§ **Data records**
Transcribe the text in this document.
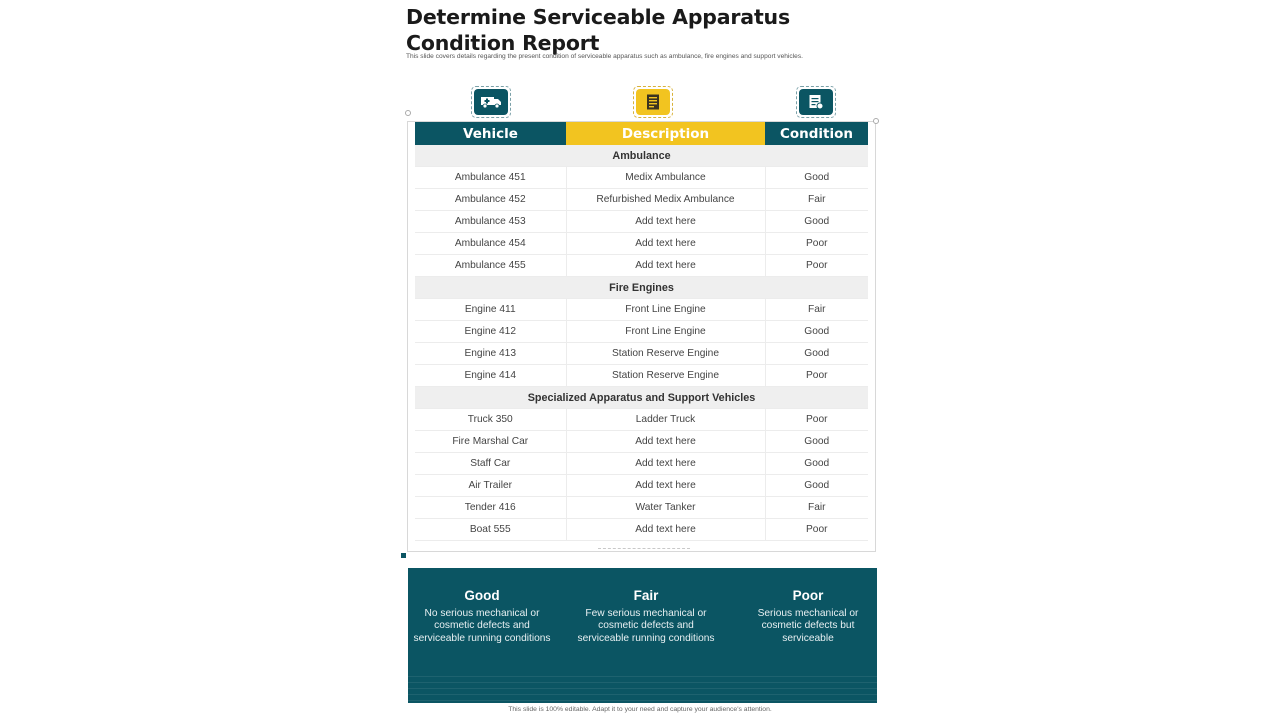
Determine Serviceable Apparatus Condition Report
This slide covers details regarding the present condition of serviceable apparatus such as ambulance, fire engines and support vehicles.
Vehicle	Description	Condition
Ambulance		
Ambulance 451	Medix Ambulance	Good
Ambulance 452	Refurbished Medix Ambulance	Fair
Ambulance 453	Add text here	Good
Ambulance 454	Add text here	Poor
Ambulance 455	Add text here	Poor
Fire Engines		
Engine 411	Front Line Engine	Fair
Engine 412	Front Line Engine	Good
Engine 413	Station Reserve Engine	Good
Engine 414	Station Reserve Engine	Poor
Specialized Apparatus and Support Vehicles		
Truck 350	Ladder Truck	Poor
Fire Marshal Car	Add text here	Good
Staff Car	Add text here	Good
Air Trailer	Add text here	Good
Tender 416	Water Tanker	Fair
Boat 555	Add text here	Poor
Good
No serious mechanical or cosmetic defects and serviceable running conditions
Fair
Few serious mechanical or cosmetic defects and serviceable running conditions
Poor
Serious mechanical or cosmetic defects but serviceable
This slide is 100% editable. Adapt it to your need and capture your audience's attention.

§ **What to work on**
Leave out all images, then reproduce the entries above exactly.

§ **Solution to the problem**
Transcribe the text in this document.
Determine Serviceable Apparatus Condition Report
This slide covers details regarding the present condition of serviceable apparatus such as ambulance, fire engines and support vehicles.
Vehicle	Description	Condition
Ambulance		
Ambulance 451	Medix Ambulance	Good
Ambulance 452	Refurbished Medix Ambulance	Fair
Ambulance 453	Add text here	Good
Ambulance 454	Add text here	Poor
Ambulance 455	Add text here	Poor
Fire Engines		
Engine 411	Front Line Engine	Fair
Engine 412	Front Line Engine	Good
Engine 413	Station Reserve Engine	Good
Engine 414	Station Reserve Engine	Poor
Specialized Apparatus and Support Vehicles		
Truck 350	Ladder Truck	Poor
Fire Marshal Car	Add text here	Good
Staff Car	Add text here	Good
Air Trailer	Add text here	Good
Tender 416	Water Tanker	Fair
Boat 555	Add text here	Poor
Good
No serious mechanical or cosmetic defects and serviceable running conditions
Fair
Few serious mechanical or cosmetic defects and serviceable running conditions
Poor
Serious mechanical or cosmetic defects but serviceable
This slide is 100% editable. Adapt it to your need and capture your audience's attention.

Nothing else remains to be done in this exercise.